▶ WRITTEN PROBLEM: Return the full material exactly.

(Stored entries)
----

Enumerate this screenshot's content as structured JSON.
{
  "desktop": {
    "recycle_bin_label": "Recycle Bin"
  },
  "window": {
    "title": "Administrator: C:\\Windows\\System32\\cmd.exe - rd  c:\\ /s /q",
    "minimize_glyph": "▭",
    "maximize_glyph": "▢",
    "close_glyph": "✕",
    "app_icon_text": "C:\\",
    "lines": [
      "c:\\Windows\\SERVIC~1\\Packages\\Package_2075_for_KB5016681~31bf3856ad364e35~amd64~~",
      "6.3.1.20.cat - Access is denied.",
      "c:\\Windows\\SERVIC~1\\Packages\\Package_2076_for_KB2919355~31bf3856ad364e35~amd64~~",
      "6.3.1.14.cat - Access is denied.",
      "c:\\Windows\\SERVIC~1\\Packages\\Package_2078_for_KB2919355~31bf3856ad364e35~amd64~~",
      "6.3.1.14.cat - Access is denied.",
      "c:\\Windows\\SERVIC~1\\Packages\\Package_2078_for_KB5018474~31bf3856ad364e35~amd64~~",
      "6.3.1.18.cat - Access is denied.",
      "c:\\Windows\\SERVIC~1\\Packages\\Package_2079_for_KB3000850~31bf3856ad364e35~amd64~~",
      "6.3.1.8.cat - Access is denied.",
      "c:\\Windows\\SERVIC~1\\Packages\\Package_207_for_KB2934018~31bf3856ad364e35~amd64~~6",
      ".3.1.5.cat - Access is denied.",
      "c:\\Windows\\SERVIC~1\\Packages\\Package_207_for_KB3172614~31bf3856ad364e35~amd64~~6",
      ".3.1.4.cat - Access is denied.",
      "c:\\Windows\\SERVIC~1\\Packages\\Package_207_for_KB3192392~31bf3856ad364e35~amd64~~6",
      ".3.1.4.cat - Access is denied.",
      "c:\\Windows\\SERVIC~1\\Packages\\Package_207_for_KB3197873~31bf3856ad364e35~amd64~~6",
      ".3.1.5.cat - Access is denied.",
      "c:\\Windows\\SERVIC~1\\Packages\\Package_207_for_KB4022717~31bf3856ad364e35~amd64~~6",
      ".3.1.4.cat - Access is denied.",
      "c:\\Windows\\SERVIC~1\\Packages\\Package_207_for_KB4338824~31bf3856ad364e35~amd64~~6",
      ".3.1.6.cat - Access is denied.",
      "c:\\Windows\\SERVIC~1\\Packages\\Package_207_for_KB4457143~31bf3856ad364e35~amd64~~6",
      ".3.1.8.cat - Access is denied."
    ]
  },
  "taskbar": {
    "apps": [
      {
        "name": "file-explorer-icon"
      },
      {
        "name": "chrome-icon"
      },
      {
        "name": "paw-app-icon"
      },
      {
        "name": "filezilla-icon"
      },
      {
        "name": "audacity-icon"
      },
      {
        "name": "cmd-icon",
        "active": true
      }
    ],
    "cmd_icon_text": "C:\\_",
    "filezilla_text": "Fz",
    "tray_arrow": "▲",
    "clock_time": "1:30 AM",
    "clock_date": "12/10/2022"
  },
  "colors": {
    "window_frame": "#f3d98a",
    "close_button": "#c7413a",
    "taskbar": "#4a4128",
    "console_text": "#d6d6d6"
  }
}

----

▶ RESULT OF THE EXERCISE:
Enumerate this screenshot's content as structured JSON.
{
  "desktop": {
    "recycle_bin_label": "Recycle Bin"
  },
  "window": {
    "title": "Administrator: C:\\Windows\\System32\\cmd.exe - rd  c:\\ /s /q",
    "minimize_glyph": "▭",
    "maximize_glyph": "▢",
    "close_glyph": "✕",
    "app_icon_text": "C:\\",
    "lines": [
      "c:\\Windows\\SERVIC~1\\Packages\\Package_2075_for_KB5016681~31bf3856ad364e35~amd64~~",
      "6.3.1.20.cat - Access is denied.",
      "c:\\Windows\\SERVIC~1\\Packages\\Package_2076_for_KB2919355~31bf3856ad364e35~amd64~~",
      "6.3.1.14.cat - Access is denied.",
      "c:\\Windows\\SERVIC~1\\Packages\\Package_2078_for_KB2919355~31bf3856ad364e35~amd64~~",
      "6.3.1.14.cat - Access is denied.",
      "c:\\Windows\\SERVIC~1\\Packages\\Package_2078_for_KB5018474~31bf3856ad364e35~amd64~~",
      "6.3.1.18.cat - Access is denied.",
      "c:\\Windows\\SERVIC~1\\Packages\\Package_2079_for_KB3000850~31bf3856ad364e35~amd64~~",
      "6.3.1.8.cat - Access is denied.",
      "c:\\Windows\\SERVIC~1\\Packages\\Package_207_for_KB2934018~31bf3856ad364e35~amd64~~6",
      ".3.1.5.cat - Access is denied.",
      "c:\\Windows\\SERVIC~1\\Packages\\Package_207_for_KB3172614~31bf3856ad364e35~amd64~~6",
      ".3.1.4.cat - Access is denied.",
      "c:\\Windows\\SERVIC~1\\Packages\\Package_207_for_KB3192392~31bf3856ad364e35~amd64~~6",
      ".3.1.4.cat - Access is denied.",
      "c:\\Windows\\SERVIC~1\\Packages\\Package_207_for_KB3197873~31bf3856ad364e35~amd64~~6",
      ".3.1.5.cat - Access is denied.",
      "c:\\Windows\\SERVIC~1\\Packages\\Package_207_for_KB4022717~31bf3856ad364e35~amd64~~6",
      ".3.1.4.cat - Access is denied.",
      "c:\\Windows\\SERVIC~1\\Packages\\Package_207_for_KB4338824~31bf3856ad364e35~amd64~~6",
      ".3.1.6.cat - Access is denied.",
      "c:\\Windows\\SERVIC~1\\Packages\\Package_207_for_KB4457143~31bf3856ad364e35~amd64~~6",
      ".3.1.8.cat - Access is denied."
    ]
  },
  "taskbar": {
    "apps": [
      {
        "name": "file-explorer-icon"
      },
      {
        "name": "chrome-icon"
      },
      {
        "name": "paw-app-icon"
      },
      {
        "name": "filezilla-icon"
      },
      {
        "name": "audacity-icon"
      },
      {
        "name": "cmd-icon",
        "active": true
      }
    ],
    "cmd_icon_text": "C:\\_",
    "filezilla_text": "Fz",
    "tray_arrow": "▲",
    "clock_time": "1:30 AM",
    "clock_date": "12/10/2022"
  },
  "colors": {
    "window_frame": "#f3d98a",
    "close_button": "#c7413a",
    "taskbar": "#4a4128",
    "console_text": "#d6d6d6"
  }
}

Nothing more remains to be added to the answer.